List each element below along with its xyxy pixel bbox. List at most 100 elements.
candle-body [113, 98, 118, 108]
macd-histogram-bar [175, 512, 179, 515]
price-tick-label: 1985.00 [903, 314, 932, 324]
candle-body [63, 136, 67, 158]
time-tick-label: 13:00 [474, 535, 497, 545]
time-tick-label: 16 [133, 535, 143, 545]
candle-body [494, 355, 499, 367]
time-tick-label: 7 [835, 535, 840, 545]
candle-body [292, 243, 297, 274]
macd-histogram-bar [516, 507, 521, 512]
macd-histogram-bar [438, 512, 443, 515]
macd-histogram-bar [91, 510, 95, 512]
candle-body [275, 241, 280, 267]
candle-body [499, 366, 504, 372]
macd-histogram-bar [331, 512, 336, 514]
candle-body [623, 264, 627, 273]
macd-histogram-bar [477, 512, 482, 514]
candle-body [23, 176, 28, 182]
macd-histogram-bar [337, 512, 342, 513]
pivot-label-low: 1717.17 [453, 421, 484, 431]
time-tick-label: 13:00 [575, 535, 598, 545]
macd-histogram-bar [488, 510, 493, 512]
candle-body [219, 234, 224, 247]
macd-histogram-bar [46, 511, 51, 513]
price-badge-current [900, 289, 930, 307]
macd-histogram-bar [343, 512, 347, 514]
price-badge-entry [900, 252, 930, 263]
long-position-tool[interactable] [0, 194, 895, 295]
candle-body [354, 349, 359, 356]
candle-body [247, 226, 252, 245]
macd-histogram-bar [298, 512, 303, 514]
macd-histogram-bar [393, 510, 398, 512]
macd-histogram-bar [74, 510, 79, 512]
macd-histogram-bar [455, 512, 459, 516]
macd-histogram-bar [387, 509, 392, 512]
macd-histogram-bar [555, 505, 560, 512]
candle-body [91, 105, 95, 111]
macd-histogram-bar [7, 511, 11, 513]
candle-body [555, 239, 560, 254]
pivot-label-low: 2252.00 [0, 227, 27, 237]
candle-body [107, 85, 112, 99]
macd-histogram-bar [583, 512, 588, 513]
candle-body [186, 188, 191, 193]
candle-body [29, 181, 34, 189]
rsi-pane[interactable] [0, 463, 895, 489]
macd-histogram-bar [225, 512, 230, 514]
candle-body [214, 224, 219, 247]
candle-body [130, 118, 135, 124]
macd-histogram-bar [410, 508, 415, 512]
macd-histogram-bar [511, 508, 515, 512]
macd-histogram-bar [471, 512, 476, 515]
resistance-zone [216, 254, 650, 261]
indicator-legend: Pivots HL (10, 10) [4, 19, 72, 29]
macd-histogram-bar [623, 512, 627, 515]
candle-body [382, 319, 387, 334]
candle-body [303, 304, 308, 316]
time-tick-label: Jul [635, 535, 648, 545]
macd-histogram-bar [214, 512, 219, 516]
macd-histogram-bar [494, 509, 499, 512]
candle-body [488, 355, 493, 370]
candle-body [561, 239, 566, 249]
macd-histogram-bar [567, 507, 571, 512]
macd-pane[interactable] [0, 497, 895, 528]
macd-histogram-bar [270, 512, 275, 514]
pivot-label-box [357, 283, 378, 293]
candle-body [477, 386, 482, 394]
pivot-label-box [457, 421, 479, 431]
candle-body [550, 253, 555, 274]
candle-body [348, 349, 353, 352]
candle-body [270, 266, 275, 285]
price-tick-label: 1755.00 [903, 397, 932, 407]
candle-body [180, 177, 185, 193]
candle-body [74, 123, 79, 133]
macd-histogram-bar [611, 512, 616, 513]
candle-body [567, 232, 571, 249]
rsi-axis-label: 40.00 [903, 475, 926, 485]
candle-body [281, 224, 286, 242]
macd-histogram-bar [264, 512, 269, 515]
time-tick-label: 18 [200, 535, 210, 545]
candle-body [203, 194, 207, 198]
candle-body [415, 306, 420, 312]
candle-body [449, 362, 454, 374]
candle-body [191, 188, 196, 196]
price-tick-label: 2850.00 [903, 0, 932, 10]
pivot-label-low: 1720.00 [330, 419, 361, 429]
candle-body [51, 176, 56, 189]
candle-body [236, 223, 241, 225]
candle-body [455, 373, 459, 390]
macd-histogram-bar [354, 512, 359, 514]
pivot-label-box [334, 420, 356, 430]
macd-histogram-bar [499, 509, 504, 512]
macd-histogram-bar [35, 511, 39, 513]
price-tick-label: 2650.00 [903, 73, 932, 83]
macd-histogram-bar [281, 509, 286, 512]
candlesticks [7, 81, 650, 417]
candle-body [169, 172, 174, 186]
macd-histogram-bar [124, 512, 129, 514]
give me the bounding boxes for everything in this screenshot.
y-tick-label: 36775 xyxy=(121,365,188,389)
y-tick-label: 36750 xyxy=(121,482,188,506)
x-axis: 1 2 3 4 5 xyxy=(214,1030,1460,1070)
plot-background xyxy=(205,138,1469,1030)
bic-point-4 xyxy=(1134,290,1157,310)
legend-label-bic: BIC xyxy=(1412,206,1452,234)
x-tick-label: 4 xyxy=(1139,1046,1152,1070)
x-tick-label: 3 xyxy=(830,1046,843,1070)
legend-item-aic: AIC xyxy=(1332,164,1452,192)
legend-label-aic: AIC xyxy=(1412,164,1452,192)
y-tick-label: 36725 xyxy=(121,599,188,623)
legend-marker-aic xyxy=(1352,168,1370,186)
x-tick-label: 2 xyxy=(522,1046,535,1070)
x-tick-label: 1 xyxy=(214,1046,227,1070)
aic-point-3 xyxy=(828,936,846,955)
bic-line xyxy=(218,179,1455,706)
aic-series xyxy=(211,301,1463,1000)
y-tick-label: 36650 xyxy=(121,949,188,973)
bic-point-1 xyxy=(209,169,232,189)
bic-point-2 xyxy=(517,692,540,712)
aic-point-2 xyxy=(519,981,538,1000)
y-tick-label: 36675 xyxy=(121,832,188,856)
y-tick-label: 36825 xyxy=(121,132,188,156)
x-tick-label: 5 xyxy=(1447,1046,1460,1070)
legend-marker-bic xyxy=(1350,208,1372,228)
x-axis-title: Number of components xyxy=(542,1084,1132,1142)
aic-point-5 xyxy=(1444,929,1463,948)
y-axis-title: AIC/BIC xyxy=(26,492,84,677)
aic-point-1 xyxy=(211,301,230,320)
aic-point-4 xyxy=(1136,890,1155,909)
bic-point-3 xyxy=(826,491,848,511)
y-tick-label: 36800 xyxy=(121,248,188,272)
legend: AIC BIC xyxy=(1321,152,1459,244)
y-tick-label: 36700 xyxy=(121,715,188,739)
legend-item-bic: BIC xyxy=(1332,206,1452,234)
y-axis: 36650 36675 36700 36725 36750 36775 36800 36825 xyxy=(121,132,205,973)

** Exercise aim **
Copy out all of the material above, replacing every "candle-body" with "candlestick-body" and leaving everything else as it is.

** Solution for this task **
List each element below along with its xyxy pixel bbox. List at most 100 elements.
candlestick-body [113, 98, 118, 108]
macd-histogram-bar [175, 512, 179, 515]
price-tick-label: 1985.00 [903, 314, 932, 324]
candlestick-body [63, 136, 67, 158]
time-tick-label: 13:00 [474, 535, 497, 545]
time-tick-label: 16 [133, 535, 143, 545]
candlestick-body [494, 355, 499, 367]
time-tick-label: 7 [835, 535, 840, 545]
candlestick-body [292, 243, 297, 274]
macd-histogram-bar [516, 507, 521, 512]
macd-histogram-bar [438, 512, 443, 515]
macd-histogram-bar [91, 510, 95, 512]
candlestick-body [275, 241, 280, 267]
candlestick-body [499, 366, 504, 372]
macd-histogram-bar [331, 512, 336, 514]
candlestick-body [623, 264, 627, 273]
macd-histogram-bar [477, 512, 482, 514]
candlestick-body [23, 176, 28, 182]
macd-histogram-bar [337, 512, 342, 513]
pivot-label-low: 1717.17 [453, 421, 484, 431]
time-tick-label: 13:00 [575, 535, 598, 545]
macd-histogram-bar [488, 510, 493, 512]
candlestick-body [219, 234, 224, 247]
macd-histogram-bar [46, 511, 51, 513]
price-badge-current [900, 289, 930, 307]
macd-histogram-bar [343, 512, 347, 514]
price-badge-entry [900, 252, 930, 263]
long-position-tool[interactable] [0, 194, 895, 295]
candlestick-body [354, 349, 359, 356]
candlestick-body [247, 226, 252, 245]
macd-histogram-bar [298, 512, 303, 514]
macd-histogram-bar [393, 510, 398, 512]
macd-histogram-bar [74, 510, 79, 512]
macd-histogram-bar [455, 512, 459, 516]
macd-histogram-bar [387, 509, 392, 512]
macd-histogram-bar [555, 505, 560, 512]
candlestick-body [91, 105, 95, 111]
macd-histogram-bar [7, 511, 11, 513]
candlestick-body [555, 239, 560, 254]
pivot-label-low: 2252.00 [0, 227, 27, 237]
candlestick-body [107, 85, 112, 99]
macd-histogram-bar [583, 512, 588, 513]
candlestick-body [186, 188, 191, 193]
candlestick-body [29, 181, 34, 189]
rsi-pane[interactable] [0, 463, 895, 489]
macd-histogram-bar [225, 512, 230, 514]
candlestick-body [214, 224, 219, 247]
candlestick-body [130, 118, 135, 124]
macd-histogram-bar [410, 508, 415, 512]
macd-histogram-bar [511, 508, 515, 512]
macd-histogram-bar [471, 512, 476, 515]
resistance-zone [216, 254, 650, 261]
indicator-legend: Pivots HL (10, 10) [4, 19, 72, 29]
macd-histogram-bar [623, 512, 627, 515]
candlestick-body [382, 319, 387, 334]
candlestick-body [303, 304, 308, 316]
time-tick-label: Jul [635, 535, 648, 545]
macd-histogram-bar [214, 512, 219, 516]
macd-histogram-bar [494, 509, 499, 512]
candlestick-body [488, 355, 493, 370]
candlestick-body [561, 239, 566, 249]
macd-histogram-bar [567, 507, 571, 512]
macd-pane[interactable] [0, 497, 895, 528]
macd-histogram-bar [270, 512, 275, 514]
pivot-label-box [357, 283, 378, 293]
candlestick-body [477, 386, 482, 394]
pivot-label-box [457, 421, 479, 431]
candlestick-body [550, 253, 555, 274]
candlestick-body [348, 349, 353, 352]
candlestick-body [270, 266, 275, 285]
price-tick-label: 1755.00 [903, 397, 932, 407]
candlestick-body [180, 177, 185, 193]
candlestick-body [74, 123, 79, 133]
macd-histogram-bar [611, 512, 616, 513]
candlestick-body [567, 232, 571, 249]
rsi-axis-label: 40.00 [903, 475, 926, 485]
candlestick-body [281, 224, 286, 242]
macd-histogram-bar [264, 512, 269, 515]
time-tick-label: 18 [200, 535, 210, 545]
candlestick-body [203, 194, 207, 198]
candlestick-body [415, 306, 420, 312]
candlestick-body [449, 362, 454, 374]
candlestick-body [191, 188, 196, 196]
price-tick-label: 2850.00 [903, 0, 932, 10]
pivot-label-low: 1720.00 [330, 419, 361, 429]
candlestick-body [51, 176, 56, 189]
candlestick-body [236, 223, 241, 225]
candlestick-body [455, 373, 459, 390]
macd-histogram-bar [354, 512, 359, 514]
pivot-label-box [334, 420, 356, 430]
macd-histogram-bar [499, 509, 504, 512]
macd-histogram-bar [35, 511, 39, 513]
price-tick-label: 2650.00 [903, 73, 932, 83]
macd-histogram-bar [281, 509, 286, 512]
candlesticks [7, 81, 650, 417]
candlestick-body [169, 172, 174, 186]
macd-histogram-bar [124, 512, 129, 514]
give me the bounding boxes for everything in this screenshot.
y-tick-label: 36775 xyxy=(121,365,188,389)
y-tick-label: 36750 xyxy=(121,482,188,506)
x-axis: 1 2 3 4 5 xyxy=(214,1030,1460,1070)
plot-background xyxy=(205,138,1469,1030)
bic-point-4 xyxy=(1134,290,1157,310)
legend-label-bic: BIC xyxy=(1412,206,1452,234)
x-tick-label: 4 xyxy=(1139,1046,1152,1070)
x-tick-label: 3 xyxy=(830,1046,843,1070)
legend-item-aic: AIC xyxy=(1332,164,1452,192)
legend-label-aic: AIC xyxy=(1412,164,1452,192)
y-tick-label: 36725 xyxy=(121,599,188,623)
legend-marker-aic xyxy=(1352,168,1370,186)
x-tick-label: 2 xyxy=(522,1046,535,1070)
x-tick-label: 1 xyxy=(214,1046,227,1070)
aic-point-3 xyxy=(828,936,846,955)
bic-line xyxy=(218,179,1455,706)
aic-series xyxy=(211,301,1463,1000)
y-tick-label: 36650 xyxy=(121,949,188,973)
bic-point-1 xyxy=(209,169,232,189)
bic-point-2 xyxy=(517,692,540,712)
aic-point-2 xyxy=(519,981,538,1000)
y-tick-label: 36675 xyxy=(121,832,188,856)
y-tick-label: 36825 xyxy=(121,132,188,156)
x-tick-label: 5 xyxy=(1447,1046,1460,1070)
legend-marker-bic xyxy=(1350,208,1372,228)
x-axis-title: Number of components xyxy=(542,1084,1132,1142)
aic-point-5 xyxy=(1444,929,1463,948)
y-axis-title: AIC/BIC xyxy=(26,492,84,677)
aic-point-1 xyxy=(211,301,230,320)
aic-point-4 xyxy=(1136,890,1155,909)
bic-point-3 xyxy=(826,491,848,511)
y-tick-label: 36800 xyxy=(121,248,188,272)
legend: AIC BIC xyxy=(1321,152,1459,244)
y-tick-label: 36700 xyxy=(121,715,188,739)
legend-item-bic: BIC xyxy=(1332,206,1452,234)
y-axis: 36650 36675 36700 36725 36750 36775 36800 36825 xyxy=(121,132,205,973)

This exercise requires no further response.